> [Task to carry out]: Lines containing the word "自以为大有所益" are to be located and copied.

Items from a data source:
▼
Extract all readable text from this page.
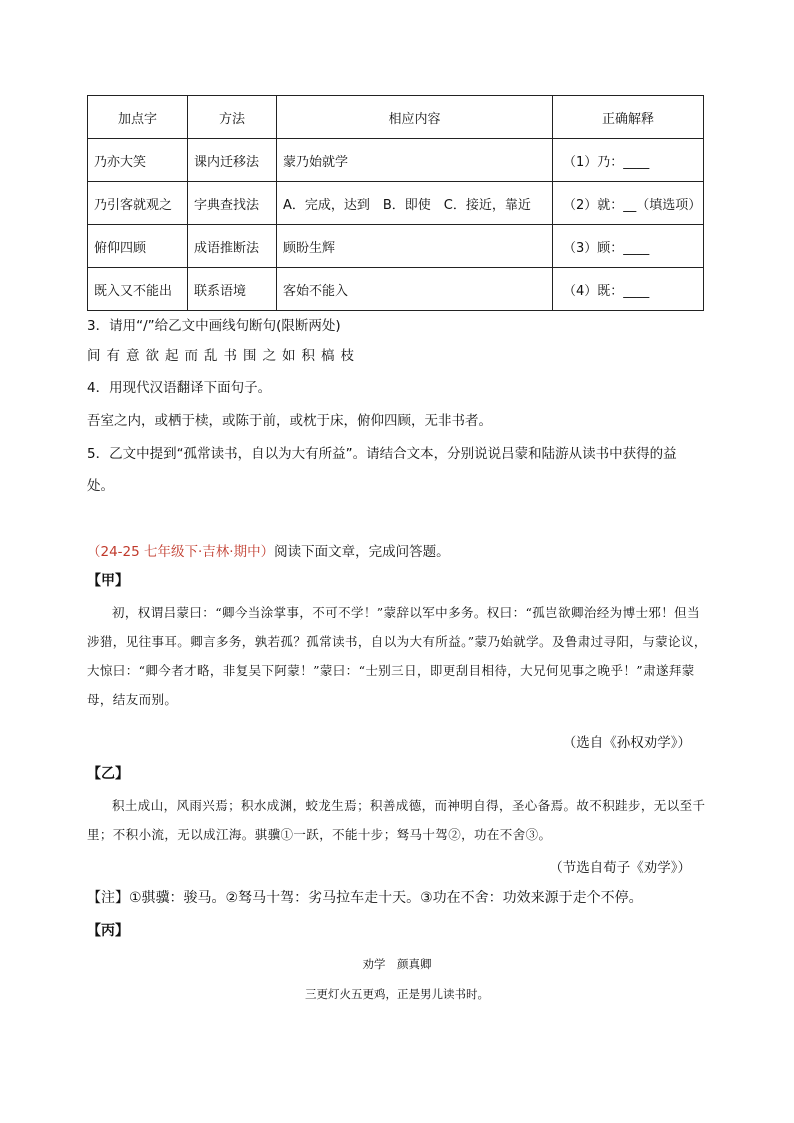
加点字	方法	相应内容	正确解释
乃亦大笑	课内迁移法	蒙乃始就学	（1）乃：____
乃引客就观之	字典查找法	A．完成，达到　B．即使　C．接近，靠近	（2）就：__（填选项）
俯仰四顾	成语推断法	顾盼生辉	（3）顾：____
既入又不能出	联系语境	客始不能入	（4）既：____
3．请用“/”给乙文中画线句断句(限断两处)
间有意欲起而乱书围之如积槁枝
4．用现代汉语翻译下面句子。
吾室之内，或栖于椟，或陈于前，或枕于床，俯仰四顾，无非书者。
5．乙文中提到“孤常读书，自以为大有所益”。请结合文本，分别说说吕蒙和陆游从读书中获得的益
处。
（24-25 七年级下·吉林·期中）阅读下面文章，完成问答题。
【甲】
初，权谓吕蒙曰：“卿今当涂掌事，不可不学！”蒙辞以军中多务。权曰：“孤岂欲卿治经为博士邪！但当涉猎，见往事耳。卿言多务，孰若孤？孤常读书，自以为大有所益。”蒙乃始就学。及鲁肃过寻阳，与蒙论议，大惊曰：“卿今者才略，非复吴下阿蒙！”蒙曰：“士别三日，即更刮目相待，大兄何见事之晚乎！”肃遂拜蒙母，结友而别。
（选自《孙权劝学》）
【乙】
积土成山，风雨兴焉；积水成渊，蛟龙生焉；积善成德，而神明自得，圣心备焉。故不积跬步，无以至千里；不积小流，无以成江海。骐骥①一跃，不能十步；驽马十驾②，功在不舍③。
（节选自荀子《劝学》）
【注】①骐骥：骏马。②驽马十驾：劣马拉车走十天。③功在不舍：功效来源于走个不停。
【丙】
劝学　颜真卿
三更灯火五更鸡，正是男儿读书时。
▲
▼
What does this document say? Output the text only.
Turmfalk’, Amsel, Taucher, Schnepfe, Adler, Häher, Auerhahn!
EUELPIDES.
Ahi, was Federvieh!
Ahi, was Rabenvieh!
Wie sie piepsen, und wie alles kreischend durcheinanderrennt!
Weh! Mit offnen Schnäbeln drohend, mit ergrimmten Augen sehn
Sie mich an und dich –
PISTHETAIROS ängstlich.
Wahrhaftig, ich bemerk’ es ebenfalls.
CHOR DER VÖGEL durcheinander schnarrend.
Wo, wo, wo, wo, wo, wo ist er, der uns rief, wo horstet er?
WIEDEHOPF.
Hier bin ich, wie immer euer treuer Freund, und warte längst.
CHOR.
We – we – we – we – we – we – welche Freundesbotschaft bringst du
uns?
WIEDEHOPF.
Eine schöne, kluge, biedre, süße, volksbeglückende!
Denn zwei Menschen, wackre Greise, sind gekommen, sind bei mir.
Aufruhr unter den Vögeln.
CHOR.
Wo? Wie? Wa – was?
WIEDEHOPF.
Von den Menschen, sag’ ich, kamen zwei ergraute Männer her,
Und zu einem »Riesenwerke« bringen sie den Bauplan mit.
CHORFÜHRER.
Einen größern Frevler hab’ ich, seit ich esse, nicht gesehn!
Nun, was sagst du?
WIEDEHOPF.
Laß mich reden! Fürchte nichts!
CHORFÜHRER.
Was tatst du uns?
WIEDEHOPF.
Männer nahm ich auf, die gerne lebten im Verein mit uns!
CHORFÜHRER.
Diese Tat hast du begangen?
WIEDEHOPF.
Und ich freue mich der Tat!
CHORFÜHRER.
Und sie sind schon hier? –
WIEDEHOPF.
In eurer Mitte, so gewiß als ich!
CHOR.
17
▲
> [Completed exercise]:
5．乙文中提到“孤常读书，自以为大有所益”。请结合文本，分别说说吕蒙和陆游从读书中获得的益
初，权谓吕蒙曰：“卿今当涂掌事，不可不学！”蒙辞以军中多务。权曰：“孤岂欲卿治经为博士邪！但当涉猎，见往事耳。卿言多务，孰若孤？孤常读书，自以为大有所益。”蒙乃始就学。及鲁肃过寻阳，与蒙论议，大惊曰：“卿今者才略，非复吴下阿蒙！”蒙曰：“士别三日，即更刮目相待，大兄何见事之晚乎！”肃遂拜蒙母，结友而别。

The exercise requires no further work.